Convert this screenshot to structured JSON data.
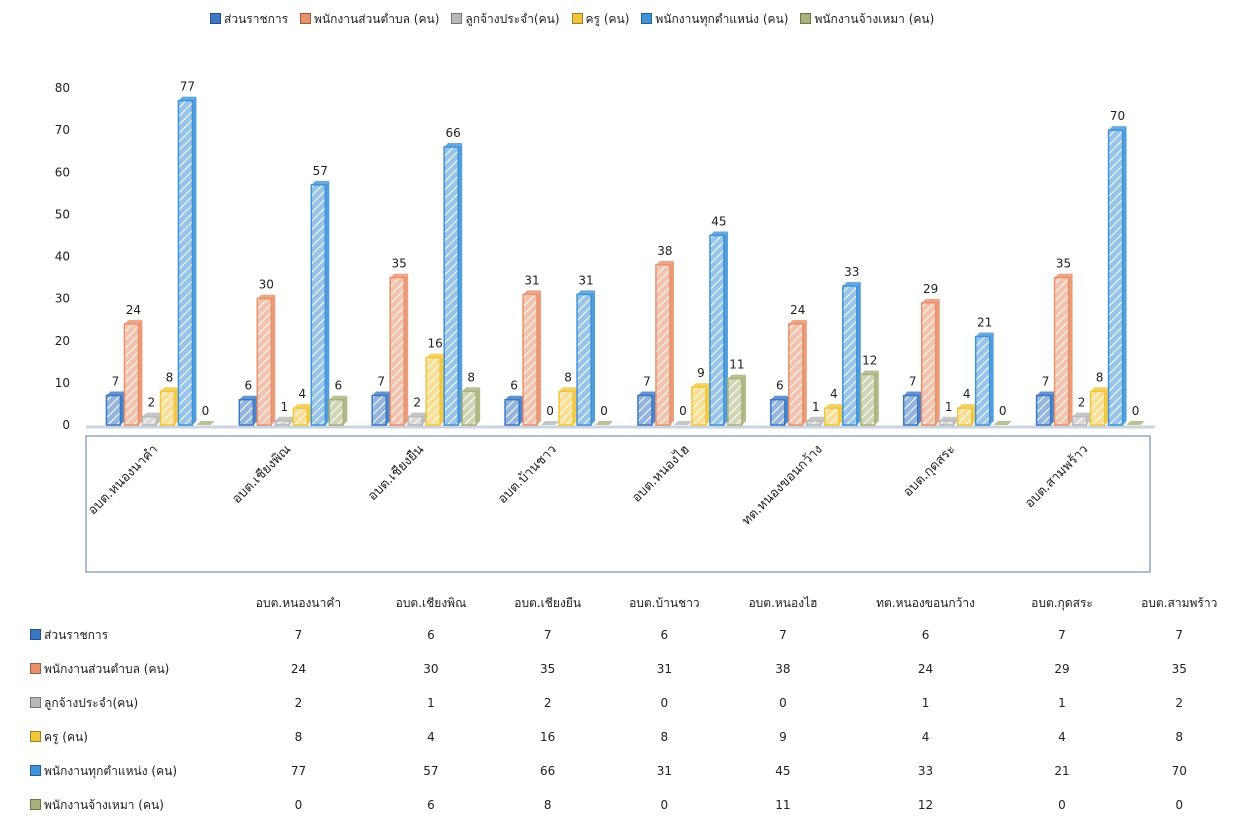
{
  "chart_data": {
    "type": "bar",
    "categories": [
      "อบต.หนองนาคำ",
      "อบต.เชียงพิณ",
      "อบต.เชียงยืน",
      "อบต.บ้านชาว",
      "อบต.หนองไฮ",
      "ทต.หนองขอนกว้าง",
      "อบต.กุดสระ",
      "อบต.สามพร้าว"
    ],
    "series": [
      {
        "name": "ส่วนราชการ",
        "values": [
          7,
          6,
          7,
          6,
          7,
          6,
          7,
          7
        ],
        "color": "#3b78c4"
      },
      {
        "name": "พนักงานส่วนตำบล (คน)",
        "values": [
          24,
          30,
          35,
          31,
          38,
          24,
          29,
          35
        ],
        "color": "#e8916a"
      },
      {
        "name": "ลูกจ้างประจำ(คน)",
        "values": [
          2,
          1,
          2,
          0,
          0,
          1,
          1,
          2
        ],
        "color": "#b8b8b8"
      },
      {
        "name": "ครู (คน)",
        "values": [
          8,
          4,
          16,
          8,
          9,
          4,
          4,
          8
        ],
        "color": "#f2c53a"
      },
      {
        "name": "พนักงานทุกตำแหน่ง (คน)",
        "values": [
          77,
          57,
          66,
          31,
          45,
          33,
          21,
          70
        ],
        "color": "#3f93d8"
      },
      {
        "name": "พนักงานจ้างเหมา (คน)",
        "values": [
          0,
          6,
          8,
          0,
          11,
          12,
          0,
          0
        ],
        "color": "#a9b27a"
      }
    ],
    "y_ticks": [
      0,
      10,
      20,
      30,
      40,
      50,
      60,
      70,
      80
    ],
    "ylim": [
      0,
      80
    ],
    "legend_position": "top",
    "grid": false
  }
}
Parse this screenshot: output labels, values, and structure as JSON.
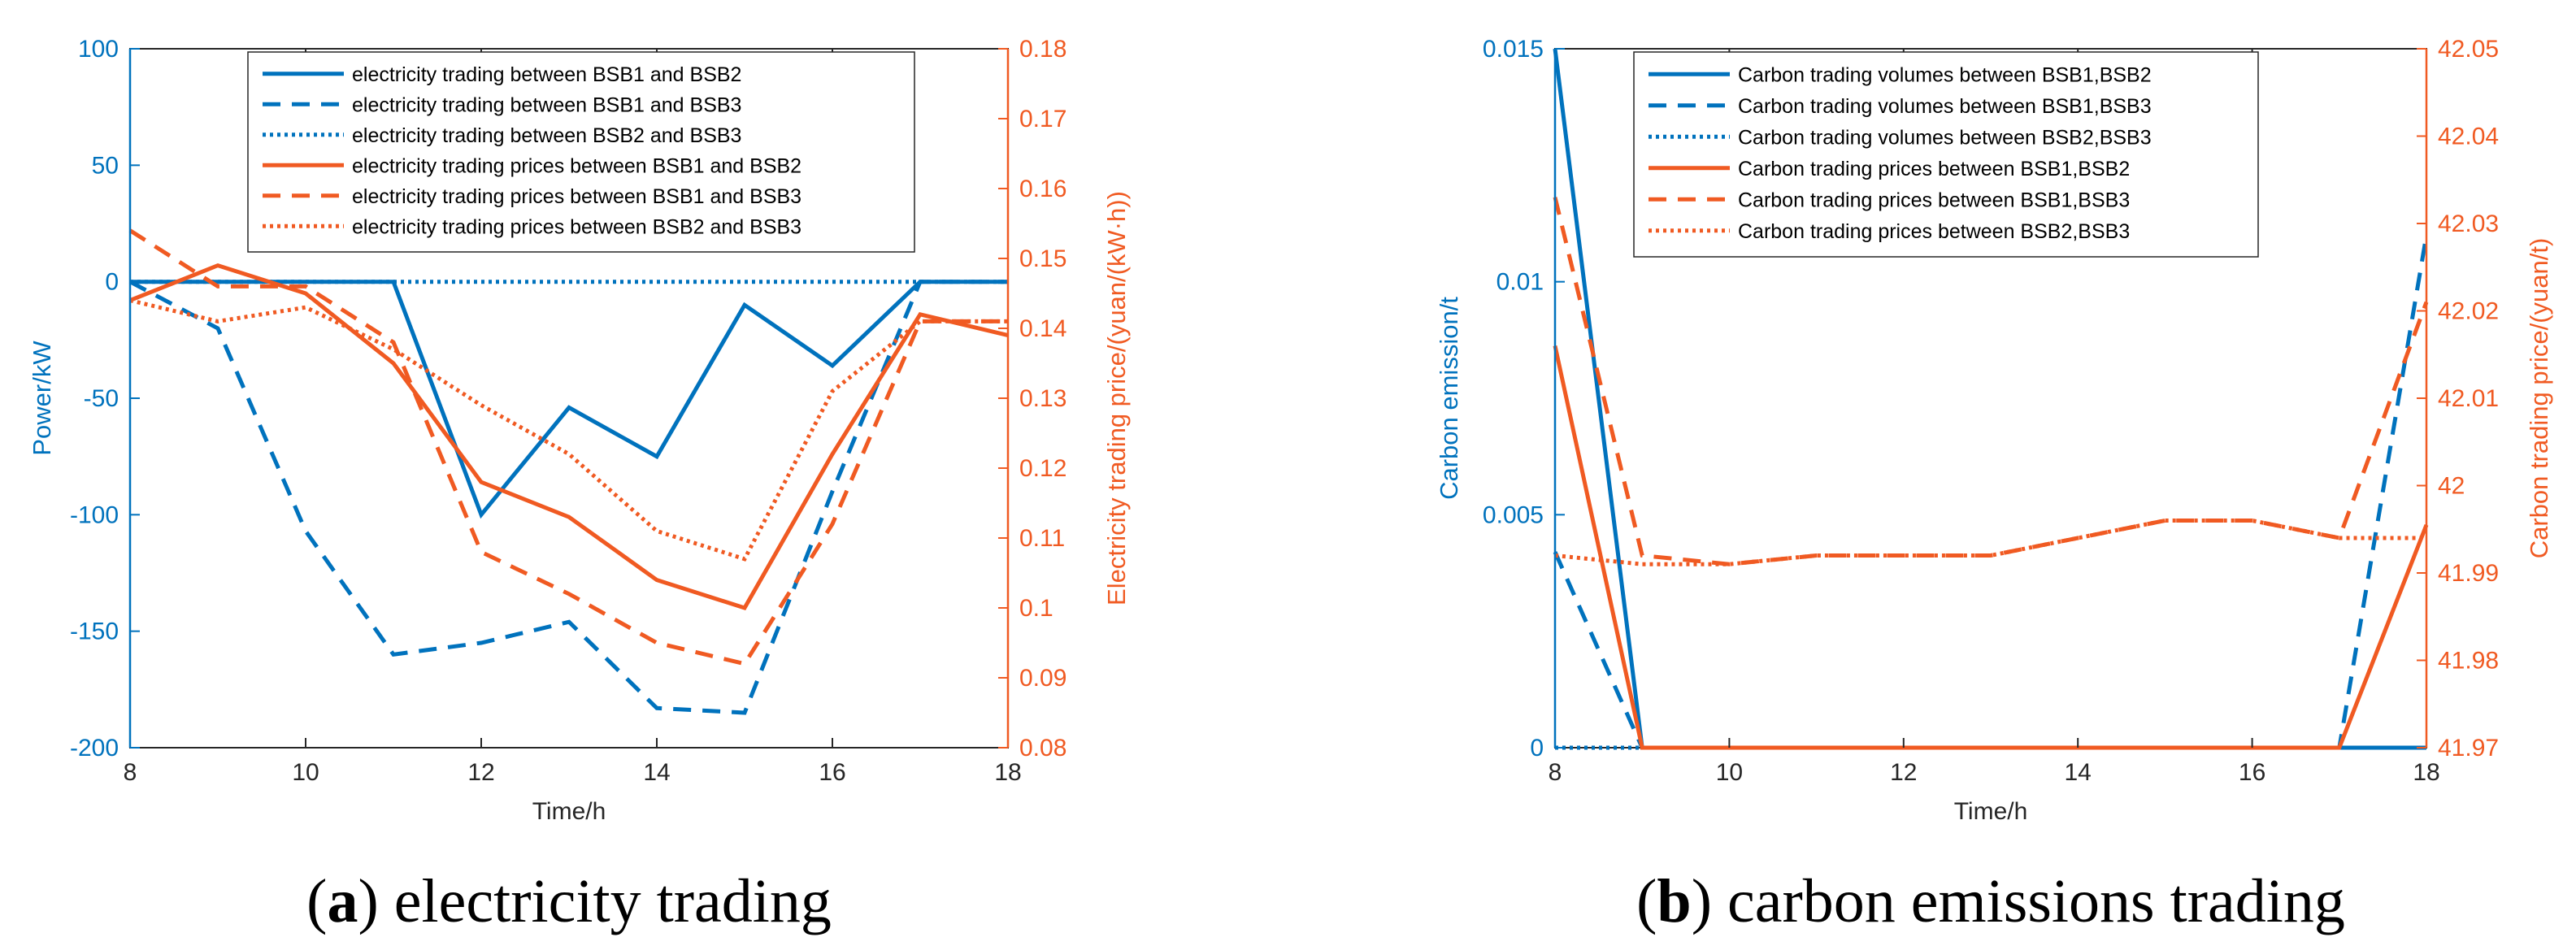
{
  "colors": {
    "blue": "#0072BD",
    "orange": "#F05A22",
    "axis": "#262626",
    "frame": "#262626"
  },
  "chart_data": [
    {
      "type": "line",
      "caption_letter": "a",
      "caption_text": "electricity trading",
      "xlabel": "Time/h",
      "ylabel_left": "Power/kW",
      "ylabel_right": "Electricity trading price/(yuan/(kW·h))",
      "x_ticks": [
        "8",
        "10",
        "12",
        "14",
        "16",
        "18"
      ],
      "y_left_ticks": [
        "-200",
        "-150",
        "-100",
        "-50",
        "0",
        "50",
        "100"
      ],
      "y_right_ticks": [
        "0.08",
        "0.09",
        "0.1",
        "0.11",
        "0.12",
        "0.13",
        "0.14",
        "0.15",
        "0.16",
        "0.17",
        "0.18"
      ],
      "xlim": [
        8,
        18
      ],
      "ylim_left": [
        -200,
        100
      ],
      "ylim_right": [
        0.08,
        0.18
      ],
      "x": [
        8,
        9,
        10,
        11,
        12,
        13,
        14,
        15,
        16,
        17,
        18
      ],
      "series": [
        {
          "name": "electricity trading between BSB1 and BSB2",
          "axis": "left",
          "style": "solid",
          "color": "blue",
          "values": [
            0,
            0,
            0,
            0,
            -100,
            -54,
            -75,
            -10,
            -36,
            0,
            0
          ]
        },
        {
          "name": "electricity trading between BSB1 and BSB3",
          "axis": "left",
          "style": "dashed",
          "color": "blue",
          "values": [
            0,
            -20,
            -107,
            -160,
            -155,
            -146,
            -183,
            -185,
            -90,
            0,
            0
          ]
        },
        {
          "name": "electricity trading between BSB2 and BSB3",
          "axis": "left",
          "style": "dotted",
          "color": "blue",
          "values": [
            0,
            0,
            0,
            0,
            0,
            0,
            0,
            0,
            0,
            0,
            0
          ]
        },
        {
          "name": "electricity trading prices between BSB1 and BSB2",
          "axis": "right",
          "style": "solid",
          "color": "orange",
          "values": [
            0.144,
            0.149,
            0.145,
            0.135,
            0.118,
            0.113,
            0.104,
            0.1,
            0.122,
            0.142,
            0.139
          ]
        },
        {
          "name": "electricity trading prices between BSB1 and BSB3",
          "axis": "right",
          "style": "dashed",
          "color": "orange",
          "values": [
            0.154,
            0.146,
            0.146,
            0.138,
            0.108,
            0.102,
            0.095,
            0.092,
            0.112,
            0.141,
            0.141
          ]
        },
        {
          "name": "electricity trading prices between BSB2 and BSB3",
          "axis": "right",
          "style": "dotted",
          "color": "orange",
          "values": [
            0.144,
            0.141,
            0.143,
            0.137,
            0.129,
            0.122,
            0.111,
            0.107,
            0.131,
            0.141,
            0.141
          ]
        }
      ]
    },
    {
      "type": "line",
      "caption_letter": "b",
      "caption_text": "carbon emissions trading",
      "xlabel": "Time/h",
      "ylabel_left": "Carbon emission/t",
      "ylabel_right": "Carbon trading price/(yuan/t)",
      "x_ticks": [
        "8",
        "10",
        "12",
        "14",
        "16",
        "18"
      ],
      "y_left_ticks": [
        "0",
        "0.005",
        "0.01",
        "0.015"
      ],
      "y_right_ticks": [
        "41.97",
        "41.98",
        "41.99",
        "42",
        "42.01",
        "42.02",
        "42.03",
        "42.04",
        "42.05"
      ],
      "xlim": [
        8,
        18
      ],
      "ylim_left": [
        0,
        0.015
      ],
      "ylim_right": [
        41.97,
        42.05
      ],
      "x": [
        8,
        9,
        10,
        11,
        12,
        13,
        14,
        15,
        16,
        17,
        18
      ],
      "series": [
        {
          "name": "Carbon trading volumes between BSB1,BSB2",
          "axis": "left",
          "style": "solid",
          "color": "blue",
          "values": [
            0.015,
            0,
            0,
            0,
            0,
            0,
            0,
            0,
            0,
            0,
            0
          ]
        },
        {
          "name": "Carbon trading volumes between BSB1,BSB3",
          "axis": "left",
          "style": "dashed",
          "color": "blue",
          "values": [
            0.0042,
            0,
            0,
            0,
            0,
            0,
            0,
            0,
            0,
            0,
            0.011
          ]
        },
        {
          "name": "Carbon trading volumes between BSB2,BSB3",
          "axis": "left",
          "style": "dotted",
          "color": "blue",
          "values": [
            0,
            0,
            0,
            0,
            0,
            0,
            0,
            0,
            0,
            0,
            0
          ]
        },
        {
          "name": "Carbon trading prices between BSB1,BSB2",
          "axis": "right",
          "style": "solid",
          "color": "orange",
          "values": [
            42.016,
            41.97,
            41.97,
            41.97,
            41.97,
            41.97,
            41.97,
            41.97,
            41.97,
            41.97,
            41.9955
          ]
        },
        {
          "name": "Carbon trading prices between BSB1,BSB3",
          "axis": "right",
          "style": "dashed",
          "color": "orange",
          "values": [
            42.033,
            41.992,
            41.991,
            41.992,
            41.992,
            41.992,
            41.994,
            41.996,
            41.996,
            41.994,
            42.021
          ]
        },
        {
          "name": "Carbon trading prices between BSB2,BSB3",
          "axis": "right",
          "style": "dotted",
          "color": "orange",
          "values": [
            41.992,
            41.991,
            41.991,
            41.992,
            41.992,
            41.992,
            41.994,
            41.996,
            41.996,
            41.994,
            41.994
          ]
        }
      ]
    }
  ]
}
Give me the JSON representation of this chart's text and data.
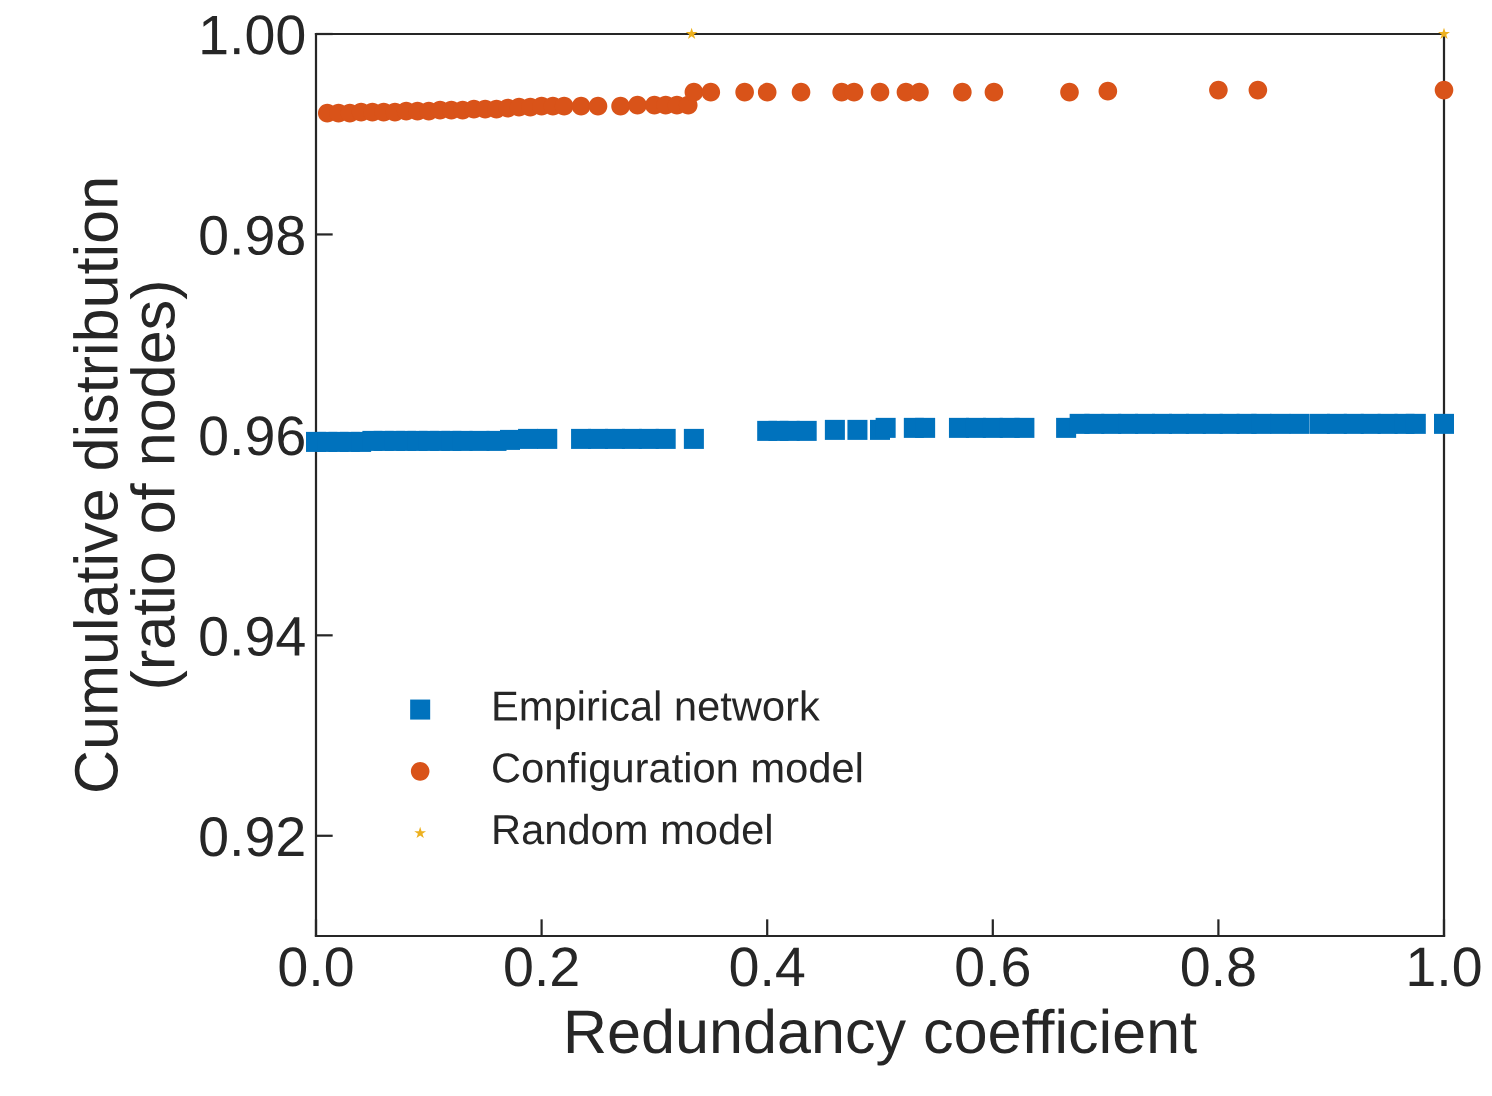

*-*-*

**WHAT TO WORK ON**
Omit the images and transcribe all of the records above word for word.

**FULL ANSWER**
Convert this screenshot to structured JSON data.
{
  "chart_data": {
    "type": "bar",
    "categories": [
      "อบต.หนองนาคำ",
      "อบต.เชียงพิณ",
      "อบต.เชียงยืน",
      "อบต.บ้านชาว",
      "อบต.หนองไฮ",
      "ทต.หนองขอนกว้าง",
      "อบต.กุดสระ",
      "อบต.สามพร้าว"
    ],
    "series": [
      {
        "name": "ส่วนราชการ",
        "values": [
          7,
          6,
          7,
          6,
          7,
          6,
          7,
          7
        ],
        "color": "#3b78c4"
      },
      {
        "name": "พนักงานส่วนตำบล (คน)",
        "values": [
          24,
          30,
          35,
          31,
          38,
          24,
          29,
          35
        ],
        "color": "#e8916a"
      },
      {
        "name": "ลูกจ้างประจำ(คน)",
        "values": [
          2,
          1,
          2,
          0,
          0,
          1,
          1,
          2
        ],
        "color": "#b8b8b8"
      },
      {
        "name": "ครู (คน)",
        "values": [
          8,
          4,
          16,
          8,
          9,
          4,
          4,
          8
        ],
        "color": "#f2c53a"
      },
      {
        "name": "พนักงานทุกตำแหน่ง (คน)",
        "values": [
          77,
          57,
          66,
          31,
          45,
          33,
          21,
          70
        ],
        "color": "#3f93d8"
      },
      {
        "name": "พนักงานจ้างเหมา (คน)",
        "values": [
          0,
          6,
          8,
          0,
          11,
          12,
          0,
          0
        ],
        "color": "#a9b27a"
      }
    ],
    "y_ticks": [
      0,
      10,
      20,
      30,
      40,
      50,
      60,
      70,
      80
    ],
    "ylim": [
      0,
      80
    ],
    "legend_position": "top",
    "grid": false
  }
}
Parse this screenshot: output labels, values, and structure as JSON.
{
  "colors": {
    "blue": "#0072BD",
    "orange": "#F05A22",
    "axis": "#262626",
    "frame": "#262626"
  },
  "chart_data": [
    {
      "type": "line",
      "caption_letter": "a",
      "caption_text": "electricity trading",
      "xlabel": "Time/h",
      "ylabel_left": "Power/kW",
      "ylabel_right": "Electricity trading price/(yuan/(kW·h))",
      "x_ticks": [
        "8",
        "10",
        "12",
        "14",
        "16",
        "18"
      ],
      "y_left_ticks": [
        "-200",
        "-150",
        "-100",
        "-50",
        "0",
        "50",
        "100"
      ],
      "y_right_ticks": [
        "0.08",
        "0.09",
        "0.1",
        "0.11",
        "0.12",
        "0.13",
        "0.14",
        "0.15",
        "0.16",
        "0.17",
        "0.18"
      ],
      "xlim": [
        8,
        18
      ],
      "ylim_left": [
        -200,
        100
      ],
      "ylim_right": [
        0.08,
        0.18
      ],
      "x": [
        8,
        9,
        10,
        11,
        12,
        13,
        14,
        15,
        16,
        17,
        18
      ],
      "series": [
        {
          "name": "electricity trading between BSB1 and BSB2",
          "axis": "left",
          "style": "solid",
          "color": "blue",
          "values": [
            0,
            0,
            0,
            0,
            -100,
            -54,
            -75,
            -10,
            -36,
            0,
            0
          ]
        },
        {
          "name": "electricity trading between BSB1 and BSB3",
          "axis": "left",
          "style": "dashed",
          "color": "blue",
          "values": [
            0,
            -20,
            -107,
            -160,
            -155,
            -146,
            -183,
            -185,
            -90,
            0,
            0
          ]
        },
        {
          "name": "electricity trading between BSB2 and BSB3",
          "axis": "left",
          "style": "dotted",
          "color": "blue",
          "values": [
            0,
            0,
            0,
            0,
            0,
            0,
            0,
            0,
            0,
            0,
            0
          ]
        },
        {
          "name": "electricity trading prices between BSB1 and BSB2",
          "axis": "right",
          "style": "solid",
          "color": "orange",
          "values": [
            0.144,
            0.149,
            0.145,
            0.135,
            0.118,
            0.113,
            0.104,
            0.1,
            0.122,
            0.142,
            0.139
          ]
        },
        {
          "name": "electricity trading prices between BSB1 and BSB3",
          "axis": "right",
          "style": "dashed",
          "color": "orange",
          "values": [
            0.154,
            0.146,
            0.146,
            0.138,
            0.108,
            0.102,
            0.095,
            0.092,
            0.112,
            0.141,
            0.141
          ]
        },
        {
          "name": "electricity trading prices between BSB2 and BSB3",
          "axis": "right",
          "style": "dotted",
          "color": "orange",
          "values": [
            0.144,
            0.141,
            0.143,
            0.137,
            0.129,
            0.122,
            0.111,
            0.107,
            0.131,
            0.141,
            0.141
          ]
        }
      ]
    },
    {
      "type": "line",
      "caption_letter": "b",
      "caption_text": "carbon emissions trading",
      "xlabel": "Time/h",
      "ylabel_left": "Carbon emission/t",
      "ylabel_right": "Carbon trading price/(yuan/t)",
      "x_ticks": [
        "8",
        "10",
        "12",
        "14",
        "16",
        "18"
      ],
      "y_left_ticks": [
        "0",
        "0.005",
        "0.01",
        "0.015"
      ],
      "y_right_ticks": [
        "41.97",
        "41.98",
        "41.99",
        "42",
        "42.01",
        "42.02",
        "42.03",
        "42.04",
        "42.05"
      ],
      "xlim": [
        8,
        18
      ],
      "ylim_left": [
        0,
        0.015
      ],
      "ylim_right": [
        41.97,
        42.05
      ],
      "x": [
        8,
        9,
        10,
        11,
        12,
        13,
        14,
        15,
        16,
        17,
        18
      ],
      "series": [
        {
          "name": "Carbon trading volumes between BSB1,BSB2",
          "axis": "left",
          "style": "solid",
          "color": "blue",
          "values": [
            0.015,
            0,
            0,
            0,
            0,
            0,
            0,
            0,
            0,
            0,
            0
          ]
        },
        {
          "name": "Carbon trading volumes between BSB1,BSB3",
          "axis": "left",
          "style": "dashed",
          "color": "blue",
          "values": [
            0.0042,
            0,
            0,
            0,
            0,
            0,
            0,
            0,
            0,
            0,
            0.011
          ]
        },
        {
          "name": "Carbon trading volumes between BSB2,BSB3",
          "axis": "left",
          "style": "dotted",
          "color": "blue",
          "values": [
            0,
            0,
            0,
            0,
            0,
            0,
            0,
            0,
            0,
            0,
            0
          ]
        },
        {
          "name": "Carbon trading prices between BSB1,BSB2",
          "axis": "right",
          "style": "solid",
          "color": "orange",
          "values": [
            42.016,
            41.97,
            41.97,
            41.97,
            41.97,
            41.97,
            41.97,
            41.97,
            41.97,
            41.97,
            41.9955
          ]
        },
        {
          "name": "Carbon trading prices between BSB1,BSB3",
          "axis": "right",
          "style": "dashed",
          "color": "orange",
          "values": [
            42.033,
            41.992,
            41.991,
            41.992,
            41.992,
            41.992,
            41.994,
            41.996,
            41.996,
            41.994,
            42.021
          ]
        },
        {
          "name": "Carbon trading prices between BSB2,BSB3",
          "axis": "right",
          "style": "dotted",
          "color": "orange",
          "values": [
            41.992,
            41.991,
            41.991,
            41.992,
            41.992,
            41.992,
            41.994,
            41.996,
            41.996,
            41.994,
            41.994
          ]
        }
      ]
    }
  ]
}
Give me the JSON representation of this chart's text and data.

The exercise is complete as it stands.